• **Instructions for the task**
Count the lines below that contain the word "años" and give only the number.

------

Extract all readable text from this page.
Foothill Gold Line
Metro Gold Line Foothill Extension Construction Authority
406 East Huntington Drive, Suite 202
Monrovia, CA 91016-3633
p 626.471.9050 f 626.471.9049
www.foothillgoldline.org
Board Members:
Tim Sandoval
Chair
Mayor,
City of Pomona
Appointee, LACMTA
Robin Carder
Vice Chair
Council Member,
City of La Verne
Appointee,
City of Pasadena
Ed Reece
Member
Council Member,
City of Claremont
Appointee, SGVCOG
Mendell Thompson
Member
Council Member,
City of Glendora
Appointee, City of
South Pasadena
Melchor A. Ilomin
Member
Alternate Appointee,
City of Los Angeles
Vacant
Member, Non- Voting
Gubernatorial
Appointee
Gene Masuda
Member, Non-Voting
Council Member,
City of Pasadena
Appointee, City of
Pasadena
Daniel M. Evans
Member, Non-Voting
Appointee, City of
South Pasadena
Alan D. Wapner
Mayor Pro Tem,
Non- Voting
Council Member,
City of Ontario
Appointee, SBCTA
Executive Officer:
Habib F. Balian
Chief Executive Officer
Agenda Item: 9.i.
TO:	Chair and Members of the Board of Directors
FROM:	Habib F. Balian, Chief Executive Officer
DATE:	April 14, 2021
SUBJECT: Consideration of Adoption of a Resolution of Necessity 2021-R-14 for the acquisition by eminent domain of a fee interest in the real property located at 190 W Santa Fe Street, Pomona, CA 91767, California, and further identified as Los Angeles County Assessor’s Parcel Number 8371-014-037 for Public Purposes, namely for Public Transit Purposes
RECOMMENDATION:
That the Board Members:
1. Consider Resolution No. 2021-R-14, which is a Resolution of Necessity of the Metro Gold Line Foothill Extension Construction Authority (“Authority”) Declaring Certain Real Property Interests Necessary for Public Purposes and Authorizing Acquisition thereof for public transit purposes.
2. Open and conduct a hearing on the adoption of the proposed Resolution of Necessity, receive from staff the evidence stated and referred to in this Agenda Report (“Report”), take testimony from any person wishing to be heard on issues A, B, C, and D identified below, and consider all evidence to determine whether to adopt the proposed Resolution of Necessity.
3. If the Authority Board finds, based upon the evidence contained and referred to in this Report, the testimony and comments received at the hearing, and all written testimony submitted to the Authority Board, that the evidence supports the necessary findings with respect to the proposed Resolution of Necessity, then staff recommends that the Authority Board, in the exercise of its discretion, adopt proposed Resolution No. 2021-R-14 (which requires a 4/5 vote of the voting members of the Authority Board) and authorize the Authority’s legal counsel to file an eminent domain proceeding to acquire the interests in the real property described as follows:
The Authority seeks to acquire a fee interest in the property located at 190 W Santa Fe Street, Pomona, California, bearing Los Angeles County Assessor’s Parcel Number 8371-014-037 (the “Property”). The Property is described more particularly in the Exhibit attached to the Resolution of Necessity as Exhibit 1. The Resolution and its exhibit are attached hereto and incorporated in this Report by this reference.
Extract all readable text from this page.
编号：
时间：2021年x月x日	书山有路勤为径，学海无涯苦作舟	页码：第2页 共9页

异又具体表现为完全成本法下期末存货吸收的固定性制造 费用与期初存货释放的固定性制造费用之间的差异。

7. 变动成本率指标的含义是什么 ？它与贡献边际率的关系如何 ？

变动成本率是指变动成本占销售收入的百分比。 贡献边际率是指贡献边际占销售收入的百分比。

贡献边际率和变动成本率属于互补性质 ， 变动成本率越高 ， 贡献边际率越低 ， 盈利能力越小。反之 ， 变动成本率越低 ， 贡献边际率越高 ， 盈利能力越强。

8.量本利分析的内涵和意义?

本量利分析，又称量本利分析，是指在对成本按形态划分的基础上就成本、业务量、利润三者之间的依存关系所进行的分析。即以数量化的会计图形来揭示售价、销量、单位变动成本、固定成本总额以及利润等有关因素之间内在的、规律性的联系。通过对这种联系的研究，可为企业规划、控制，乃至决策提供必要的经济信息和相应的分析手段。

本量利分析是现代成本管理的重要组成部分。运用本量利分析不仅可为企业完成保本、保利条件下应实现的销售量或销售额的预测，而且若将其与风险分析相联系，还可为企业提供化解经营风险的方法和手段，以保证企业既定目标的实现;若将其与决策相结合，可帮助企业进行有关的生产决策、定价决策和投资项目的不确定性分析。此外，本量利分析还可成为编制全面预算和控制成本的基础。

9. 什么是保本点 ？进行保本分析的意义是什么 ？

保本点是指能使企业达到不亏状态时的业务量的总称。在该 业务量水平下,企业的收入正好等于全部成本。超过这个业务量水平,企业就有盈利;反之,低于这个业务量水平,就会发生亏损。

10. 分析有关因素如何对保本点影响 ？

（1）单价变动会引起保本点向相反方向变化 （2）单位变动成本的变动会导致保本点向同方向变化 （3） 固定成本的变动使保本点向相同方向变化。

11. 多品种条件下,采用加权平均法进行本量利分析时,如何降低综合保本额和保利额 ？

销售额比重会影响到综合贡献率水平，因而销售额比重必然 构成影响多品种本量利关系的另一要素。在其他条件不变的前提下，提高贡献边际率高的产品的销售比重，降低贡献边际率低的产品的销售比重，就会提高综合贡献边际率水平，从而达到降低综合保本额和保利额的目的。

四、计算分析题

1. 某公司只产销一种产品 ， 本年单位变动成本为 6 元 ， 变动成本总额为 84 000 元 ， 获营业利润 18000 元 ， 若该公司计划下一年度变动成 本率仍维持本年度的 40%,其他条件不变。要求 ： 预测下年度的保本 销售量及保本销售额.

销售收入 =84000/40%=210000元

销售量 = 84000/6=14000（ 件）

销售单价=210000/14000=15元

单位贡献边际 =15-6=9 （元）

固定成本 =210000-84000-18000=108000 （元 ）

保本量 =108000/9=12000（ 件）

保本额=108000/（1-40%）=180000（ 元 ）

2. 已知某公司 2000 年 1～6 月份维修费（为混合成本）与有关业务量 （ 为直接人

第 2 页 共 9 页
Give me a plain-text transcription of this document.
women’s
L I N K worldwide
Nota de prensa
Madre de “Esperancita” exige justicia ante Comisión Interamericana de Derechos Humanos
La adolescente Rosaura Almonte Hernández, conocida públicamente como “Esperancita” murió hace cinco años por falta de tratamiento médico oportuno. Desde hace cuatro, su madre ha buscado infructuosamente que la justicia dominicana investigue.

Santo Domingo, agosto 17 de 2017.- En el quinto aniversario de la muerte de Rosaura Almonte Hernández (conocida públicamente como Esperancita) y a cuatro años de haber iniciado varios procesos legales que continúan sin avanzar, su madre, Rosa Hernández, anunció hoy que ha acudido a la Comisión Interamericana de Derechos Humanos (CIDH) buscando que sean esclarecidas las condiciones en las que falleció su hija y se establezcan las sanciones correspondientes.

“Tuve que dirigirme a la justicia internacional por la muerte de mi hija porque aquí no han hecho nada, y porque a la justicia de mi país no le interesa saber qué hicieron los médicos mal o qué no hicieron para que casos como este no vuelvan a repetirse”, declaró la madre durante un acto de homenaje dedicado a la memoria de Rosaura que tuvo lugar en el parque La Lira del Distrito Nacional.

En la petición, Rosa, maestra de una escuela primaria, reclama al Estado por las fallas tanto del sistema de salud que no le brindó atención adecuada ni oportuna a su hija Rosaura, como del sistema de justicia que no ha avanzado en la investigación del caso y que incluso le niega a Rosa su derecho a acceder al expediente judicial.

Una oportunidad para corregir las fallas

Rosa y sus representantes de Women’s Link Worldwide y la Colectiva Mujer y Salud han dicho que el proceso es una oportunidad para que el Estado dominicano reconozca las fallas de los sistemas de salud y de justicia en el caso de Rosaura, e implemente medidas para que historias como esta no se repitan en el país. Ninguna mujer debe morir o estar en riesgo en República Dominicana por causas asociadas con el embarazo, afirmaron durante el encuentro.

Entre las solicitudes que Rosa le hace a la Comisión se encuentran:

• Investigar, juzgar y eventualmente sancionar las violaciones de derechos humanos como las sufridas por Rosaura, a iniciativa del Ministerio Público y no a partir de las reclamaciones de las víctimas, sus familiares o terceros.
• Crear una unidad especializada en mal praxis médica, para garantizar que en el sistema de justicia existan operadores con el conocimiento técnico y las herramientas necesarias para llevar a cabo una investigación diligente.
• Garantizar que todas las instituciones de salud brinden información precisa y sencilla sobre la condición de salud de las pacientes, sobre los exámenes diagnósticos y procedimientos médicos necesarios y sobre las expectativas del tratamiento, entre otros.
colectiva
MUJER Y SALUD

------

• **Answer for this exercise**
2